*PROBLEM STATEMENT*
Review the material and extract every line in which the word "wokół" occurs.
----- SOURCE RECORDS -----
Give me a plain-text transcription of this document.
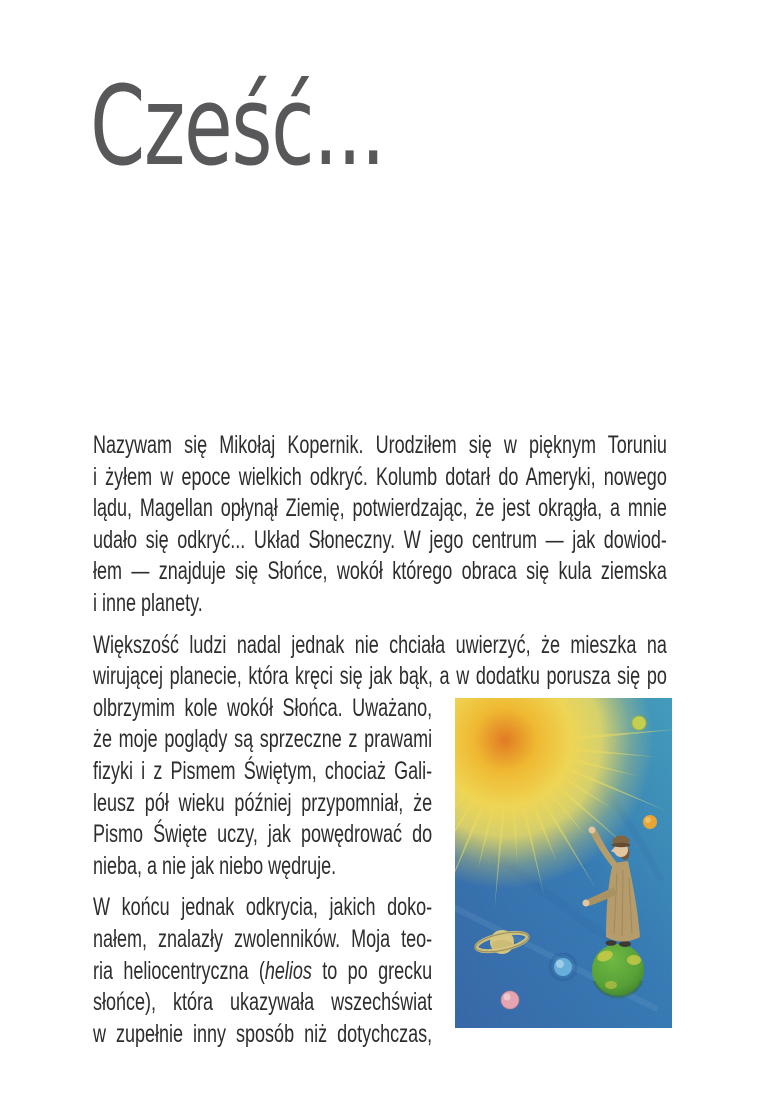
Cześć...
Nazywam się Mikołaj Kopernik. Urodziłem się w pięknym Toruniu
i żyłem w epoce wielkich odkryć. Kolumb dotarł do Ameryki, nowego
lądu, Magellan opłynął Ziemię, potwierdzając, że jest okrągła, a mnie
udało się odkryć... Układ Słoneczny. W jego centrum — jak dowiod-
łem — znajduje się Słońce, wokół którego obraca się kula ziemska
i inne planety.
Większość ludzi nadal jednak nie chciała uwierzyć, że mieszka na
wirującej planecie, która kręci się jak bąk, a w dodatku porusza się po
olbrzymim kole wokół Słońca. Uważano,
że moje poglądy są sprzeczne z prawami
fizyki i z Pismem Świętym, chociaż Gali-
leusz pół wieku później przypomniał, że
Pismo Święte uczy, jak powędrować do
nieba, a nie jak niebo wędruje.
W końcu jednak odkrycia, jakich doko-
nałem, znalazły zwolenników. Moja teo-
ria heliocentryczna (helios to po grecku
słońce), która ukazywała wszechświat
w zupełnie inny sposób niż dotychczas,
-----
*TASK RESULT*
łem — znajduje się Słońce, wokół którego obraca się kula ziemska
olbrzymim kole wokół Słońca. Uważano,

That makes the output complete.